Exercise | For this exercise, copy out each line of the material below that includes "arrow".

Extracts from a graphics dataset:
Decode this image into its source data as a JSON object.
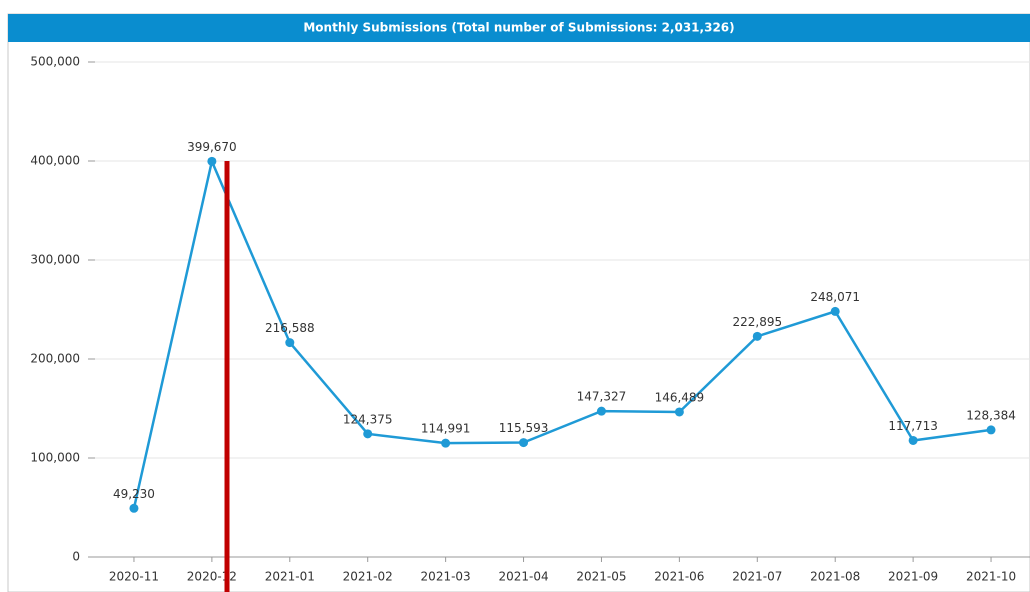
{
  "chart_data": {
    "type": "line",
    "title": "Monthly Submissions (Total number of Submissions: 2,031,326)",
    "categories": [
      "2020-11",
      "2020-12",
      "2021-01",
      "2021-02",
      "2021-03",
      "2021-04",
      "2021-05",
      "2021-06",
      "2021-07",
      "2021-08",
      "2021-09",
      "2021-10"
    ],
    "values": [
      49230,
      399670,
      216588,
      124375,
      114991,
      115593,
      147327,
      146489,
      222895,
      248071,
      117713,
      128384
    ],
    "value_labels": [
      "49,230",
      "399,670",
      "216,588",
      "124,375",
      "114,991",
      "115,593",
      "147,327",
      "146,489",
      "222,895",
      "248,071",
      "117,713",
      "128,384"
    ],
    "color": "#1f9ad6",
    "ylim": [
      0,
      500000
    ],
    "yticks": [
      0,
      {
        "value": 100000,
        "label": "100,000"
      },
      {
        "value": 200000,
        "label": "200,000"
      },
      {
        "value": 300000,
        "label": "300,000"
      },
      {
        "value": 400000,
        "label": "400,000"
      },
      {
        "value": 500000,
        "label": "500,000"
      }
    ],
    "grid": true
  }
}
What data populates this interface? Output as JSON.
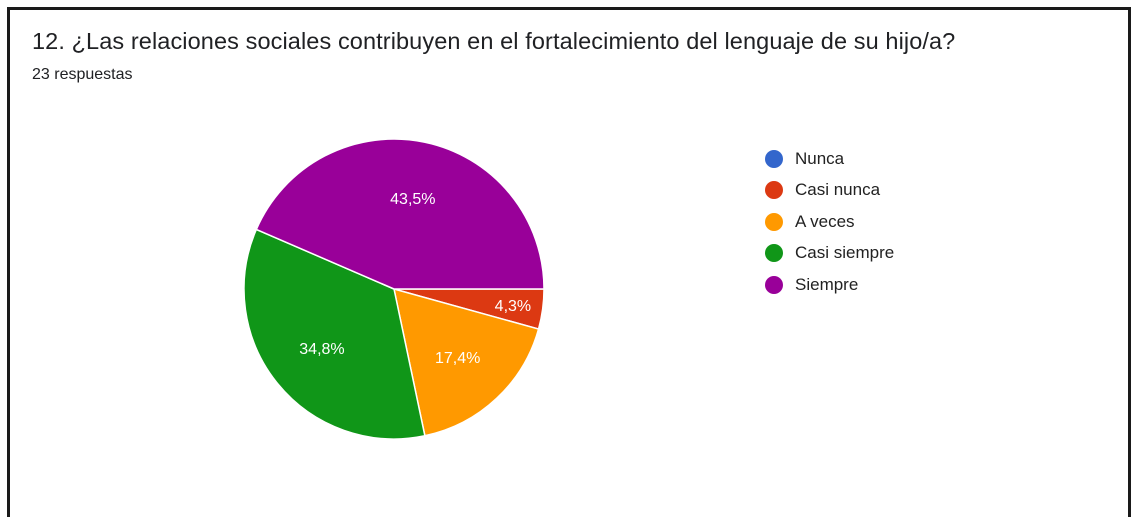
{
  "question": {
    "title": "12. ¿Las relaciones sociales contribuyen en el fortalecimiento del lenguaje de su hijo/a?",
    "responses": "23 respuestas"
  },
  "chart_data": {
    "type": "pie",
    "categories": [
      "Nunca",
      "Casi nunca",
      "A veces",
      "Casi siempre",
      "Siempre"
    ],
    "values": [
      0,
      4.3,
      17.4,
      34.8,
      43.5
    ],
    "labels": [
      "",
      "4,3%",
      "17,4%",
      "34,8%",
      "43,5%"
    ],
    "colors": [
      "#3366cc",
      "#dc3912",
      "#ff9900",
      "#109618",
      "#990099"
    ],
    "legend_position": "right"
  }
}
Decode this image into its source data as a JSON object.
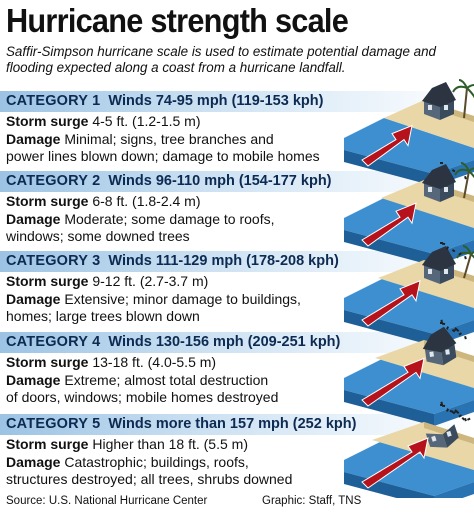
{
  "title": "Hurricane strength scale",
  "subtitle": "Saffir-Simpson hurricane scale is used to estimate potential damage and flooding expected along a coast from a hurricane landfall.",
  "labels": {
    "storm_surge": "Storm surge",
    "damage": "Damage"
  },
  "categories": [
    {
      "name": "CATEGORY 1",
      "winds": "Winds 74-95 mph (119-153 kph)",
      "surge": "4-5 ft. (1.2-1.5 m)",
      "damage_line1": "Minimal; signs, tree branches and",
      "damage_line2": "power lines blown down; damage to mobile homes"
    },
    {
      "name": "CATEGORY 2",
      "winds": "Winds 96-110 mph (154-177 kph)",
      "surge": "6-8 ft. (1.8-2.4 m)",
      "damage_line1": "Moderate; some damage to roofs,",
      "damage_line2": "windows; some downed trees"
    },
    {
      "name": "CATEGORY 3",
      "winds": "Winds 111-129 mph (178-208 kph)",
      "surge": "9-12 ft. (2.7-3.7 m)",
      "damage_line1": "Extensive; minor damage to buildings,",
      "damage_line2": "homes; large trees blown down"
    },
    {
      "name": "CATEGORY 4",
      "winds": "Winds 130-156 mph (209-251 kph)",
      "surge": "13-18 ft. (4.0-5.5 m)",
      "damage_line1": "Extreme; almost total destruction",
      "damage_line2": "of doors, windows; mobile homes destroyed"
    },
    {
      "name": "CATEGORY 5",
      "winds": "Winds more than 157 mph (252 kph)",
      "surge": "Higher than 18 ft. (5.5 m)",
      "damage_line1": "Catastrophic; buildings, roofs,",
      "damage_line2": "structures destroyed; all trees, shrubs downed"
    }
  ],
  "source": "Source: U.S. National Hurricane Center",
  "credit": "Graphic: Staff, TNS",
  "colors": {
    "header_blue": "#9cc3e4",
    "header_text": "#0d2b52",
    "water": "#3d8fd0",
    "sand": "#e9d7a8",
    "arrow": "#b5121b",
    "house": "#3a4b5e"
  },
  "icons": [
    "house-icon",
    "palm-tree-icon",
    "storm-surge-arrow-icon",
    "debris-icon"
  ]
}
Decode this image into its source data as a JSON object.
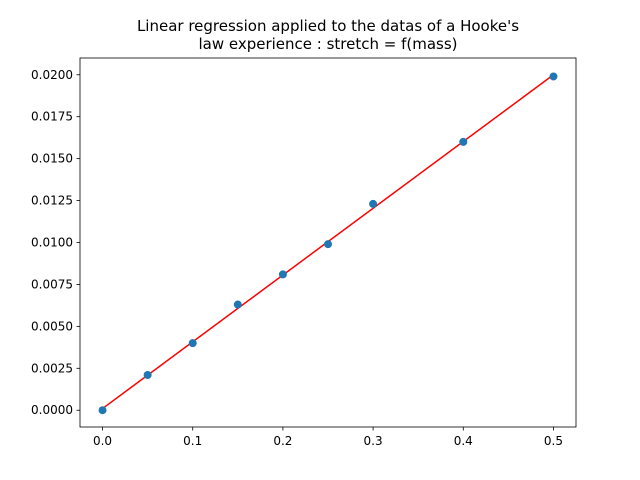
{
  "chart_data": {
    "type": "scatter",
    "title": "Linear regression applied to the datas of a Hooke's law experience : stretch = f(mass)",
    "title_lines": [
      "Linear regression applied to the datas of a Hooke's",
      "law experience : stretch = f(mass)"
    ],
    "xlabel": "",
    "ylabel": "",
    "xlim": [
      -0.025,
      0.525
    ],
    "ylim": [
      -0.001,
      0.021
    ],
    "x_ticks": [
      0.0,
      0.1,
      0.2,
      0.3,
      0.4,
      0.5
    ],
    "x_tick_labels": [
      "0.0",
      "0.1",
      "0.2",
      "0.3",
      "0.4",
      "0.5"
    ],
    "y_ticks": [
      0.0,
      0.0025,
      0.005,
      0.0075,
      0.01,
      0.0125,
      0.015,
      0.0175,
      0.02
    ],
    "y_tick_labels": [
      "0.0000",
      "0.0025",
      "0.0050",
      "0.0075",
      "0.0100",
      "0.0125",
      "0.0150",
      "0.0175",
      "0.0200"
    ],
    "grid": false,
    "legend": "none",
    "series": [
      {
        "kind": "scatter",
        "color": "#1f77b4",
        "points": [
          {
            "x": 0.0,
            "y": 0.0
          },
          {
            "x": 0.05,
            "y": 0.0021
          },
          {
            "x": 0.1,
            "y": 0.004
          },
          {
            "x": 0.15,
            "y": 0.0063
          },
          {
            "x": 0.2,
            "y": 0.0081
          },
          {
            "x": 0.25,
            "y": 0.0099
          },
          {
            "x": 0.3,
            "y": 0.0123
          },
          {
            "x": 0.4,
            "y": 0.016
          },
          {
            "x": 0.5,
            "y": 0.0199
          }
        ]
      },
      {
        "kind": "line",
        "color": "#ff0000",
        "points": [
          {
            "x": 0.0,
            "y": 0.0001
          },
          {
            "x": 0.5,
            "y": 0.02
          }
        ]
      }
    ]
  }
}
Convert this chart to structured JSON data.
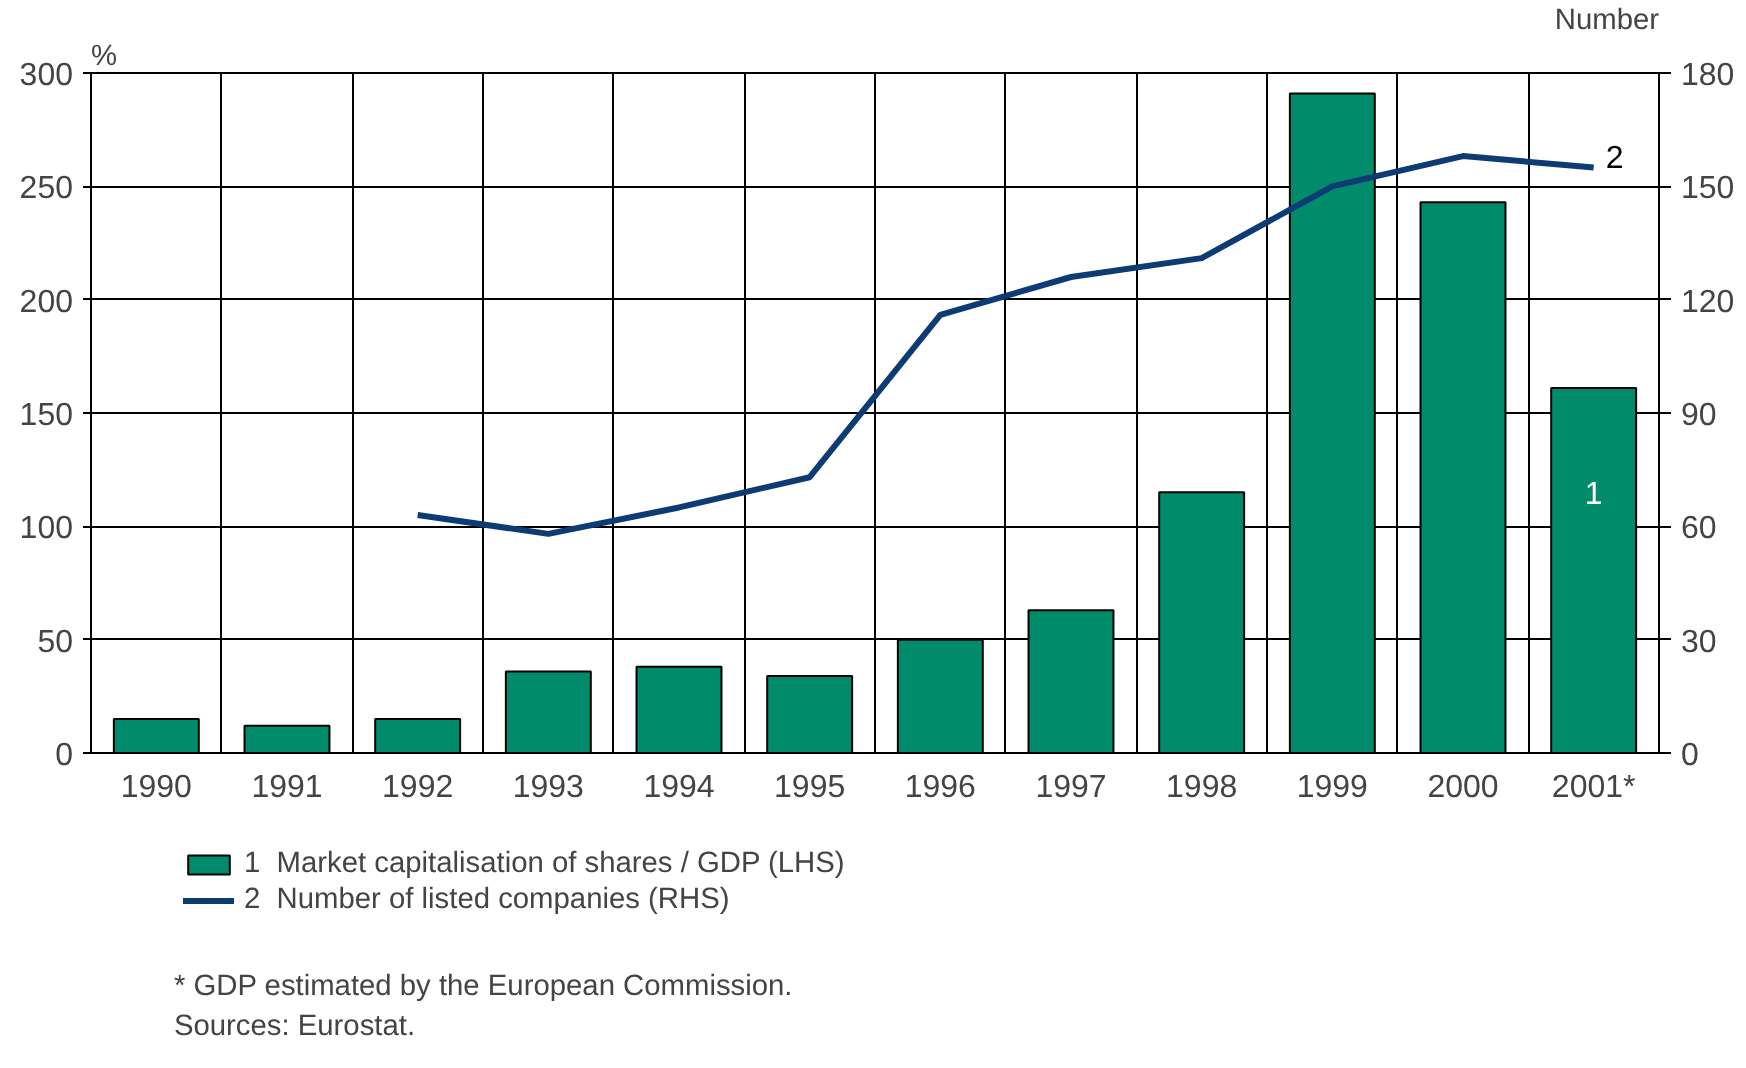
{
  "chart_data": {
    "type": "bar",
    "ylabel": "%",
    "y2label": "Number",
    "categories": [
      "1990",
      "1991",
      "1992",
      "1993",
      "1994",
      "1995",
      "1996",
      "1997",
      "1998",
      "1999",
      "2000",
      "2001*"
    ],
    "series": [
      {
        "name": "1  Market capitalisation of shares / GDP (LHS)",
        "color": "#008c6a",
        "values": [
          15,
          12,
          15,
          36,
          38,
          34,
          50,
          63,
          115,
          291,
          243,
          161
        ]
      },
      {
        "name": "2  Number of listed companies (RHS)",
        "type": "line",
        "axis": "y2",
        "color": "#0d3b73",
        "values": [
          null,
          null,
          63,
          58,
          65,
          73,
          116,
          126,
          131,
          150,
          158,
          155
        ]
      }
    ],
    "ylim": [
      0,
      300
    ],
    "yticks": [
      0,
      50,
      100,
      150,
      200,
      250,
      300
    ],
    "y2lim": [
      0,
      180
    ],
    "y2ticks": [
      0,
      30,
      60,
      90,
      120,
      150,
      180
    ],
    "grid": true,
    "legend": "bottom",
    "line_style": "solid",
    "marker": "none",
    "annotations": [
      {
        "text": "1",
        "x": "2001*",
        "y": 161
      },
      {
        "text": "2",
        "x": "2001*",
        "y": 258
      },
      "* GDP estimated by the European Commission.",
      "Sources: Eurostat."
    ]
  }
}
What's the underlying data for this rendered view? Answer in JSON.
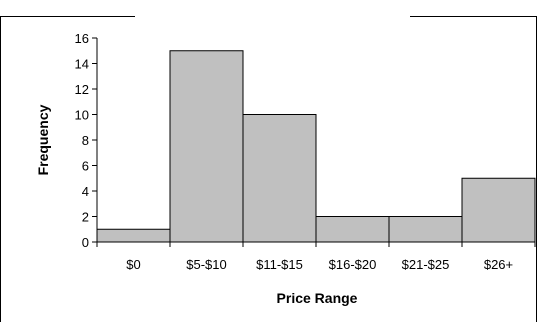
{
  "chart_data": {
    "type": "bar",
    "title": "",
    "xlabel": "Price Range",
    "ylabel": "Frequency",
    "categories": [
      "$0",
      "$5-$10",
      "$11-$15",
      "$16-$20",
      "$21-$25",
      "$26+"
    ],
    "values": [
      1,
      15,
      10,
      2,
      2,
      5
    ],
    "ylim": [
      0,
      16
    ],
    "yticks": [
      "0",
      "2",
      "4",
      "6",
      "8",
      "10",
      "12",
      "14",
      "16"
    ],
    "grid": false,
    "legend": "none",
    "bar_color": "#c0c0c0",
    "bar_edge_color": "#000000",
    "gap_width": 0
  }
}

Finished task |
    "arrow": "#b5121b",
    "storm-surge-arrow-icon",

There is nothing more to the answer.